** PROVIDED RECORDS **
┌──
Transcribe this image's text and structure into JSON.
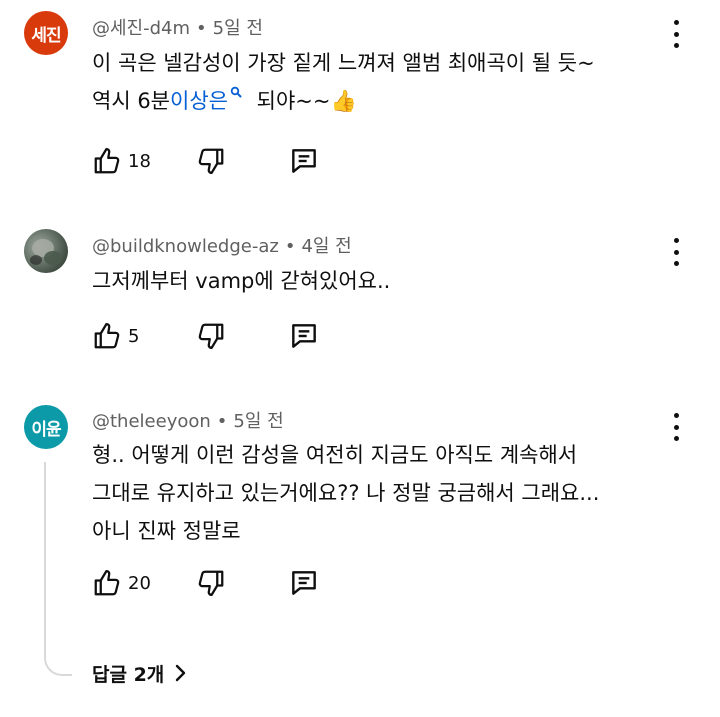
{
  "comments": [
    {
      "avatar_text": "세진",
      "avatar_color": "#d93a0b",
      "handle": "@세진-d4m",
      "time": "5일 전",
      "lines": [
        "이 곡은 넬감성이 가장 짙게 느껴져 앨범 최애곡이 될 듯~"
      ],
      "line2_prefix": "역시 6분",
      "line2_link": "이상은",
      "line2_suffix": "되야~~",
      "line2_emoji": "👍",
      "likes": "18"
    },
    {
      "avatar_text": "",
      "handle": "@buildknowledge-az",
      "time": "4일 전",
      "lines": [
        "그저께부터 vamp에 갇혀있어요.."
      ],
      "likes": "5"
    },
    {
      "avatar_text": "이윤",
      "avatar_color": "#0c9aa8",
      "handle": "@theleeyoon",
      "time": "5일 전",
      "lines": [
        "형.. 어떻게 이런 감성을 여전히 지금도 아직도 계속해서",
        "그대로 유지하고 있는거에요?? 나 정말 궁금해서 그래요...",
        "아니 진짜 정말로"
      ],
      "likes": "20",
      "replies_label": "답글 2개"
    }
  ],
  "icons": {
    "like": "thumbs-up-icon",
    "dislike": "thumbs-down-icon",
    "reply": "comment-reply-icon",
    "more": "more-vert-icon",
    "search": "search-icon",
    "chevron": "chevron-right-icon"
  },
  "colors": {
    "link": "#065fd4",
    "meta_text": "#606060",
    "text": "#0f0f0f"
  }
}
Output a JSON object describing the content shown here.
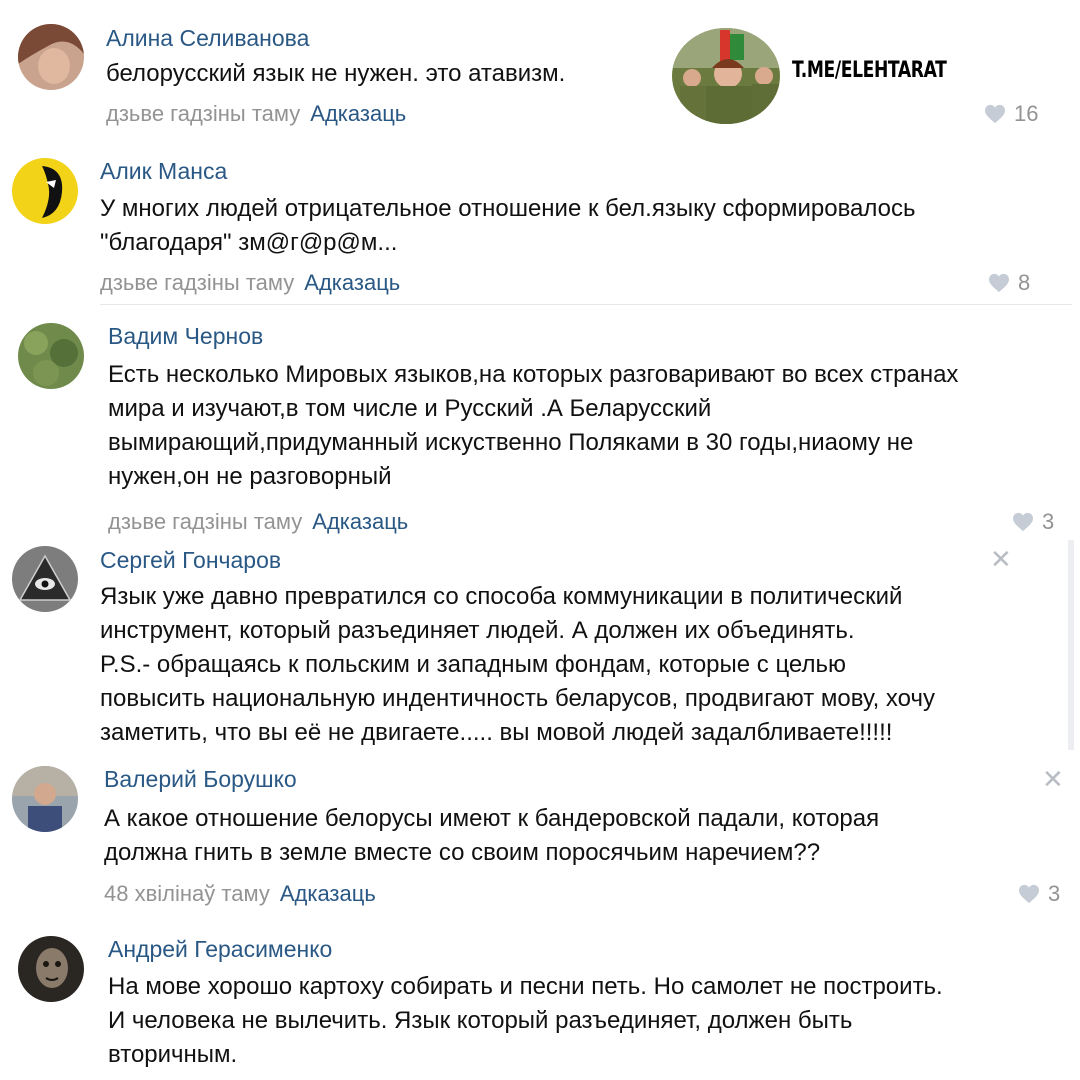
{
  "watermark": {
    "text": "T.ME/ELEHTARAT"
  },
  "icons": {
    "like": "heart-icon",
    "delete": "close-icon"
  },
  "colors": {
    "name": "#2a5885",
    "meta": "#939393",
    "text": "#111111"
  },
  "comments": [
    {
      "author": "Алина Селиванова",
      "text": "белорусский язык не нужен. это атавизм.",
      "time": "дзьве гадзіны таму",
      "reply": "Адказаць",
      "likes": "16"
    },
    {
      "author": "Алик Манса",
      "text": "У многих людей отрицательное отношение к бел.языку сформировалось\n\"благодаря\" зм@г@р@м...",
      "time": "дзьве гадзіны таму",
      "reply": "Адказаць",
      "likes": "8"
    },
    {
      "author": "Вадим Чернов",
      "text": "Есть несколько Мировых языков,на которых разговаривают во всех странах\nмира и изучают,в том числе и Русский .А Беларусский\nвымирающий,придуманный искуственно Поляками в 30 годы,ниаому не\nнужен,он не разговорный",
      "time": "дзьве гадзіны таму",
      "reply": "Адказаць",
      "likes": "3"
    },
    {
      "author": "Сергей Гончаров",
      "text": "Язык уже давно превратился со способа коммуникации в политический\nинструмент, который разъединяет людей. А должен их объединять.\nP.S.- обращаясь к польским и западным фондам, которые с целью\nповысить национальную индентичность беларусов, продвигают мову, хочу\nзаметить, что вы её не двигаете..... вы мовой людей задалбливаете!!!!!"
    },
    {
      "author": "Валерий Борушко",
      "text": "А какое отношение белорусы имеют к бандеровской падали, которая\nдолжна гнить в земле вместе со своим поросячьим наречием??",
      "time": "48 хвілінаў таму",
      "reply": "Адказаць",
      "likes": "3"
    },
    {
      "author": "Андрей Герасименко",
      "text": "На мове хорошо картоху собирать и песни петь. Но самолет не построить.\nИ человека не вылечить. Язык который разъединяет, должен быть\nвторичным."
    }
  ]
}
└──
Gather from the data above every line with the string "людей".

** SOLUTION **
      "text": "У многих людей отрицательное отношение к бел.языку сформировалось\n\"благодаря\" зм@г@р@м...",
      "text": "Язык уже давно превратился со способа коммуникации в политический\nинструмент, который разъединяет людей. А должен их объединять.\nP.S.- обращаясь к польским и западным фондам, которые с целью\nповысить национальную индентичность беларусов, продвигают мову, хочу\nзаметить, что вы её не двигаете..... вы мовой людей задалбливаете!!!!!"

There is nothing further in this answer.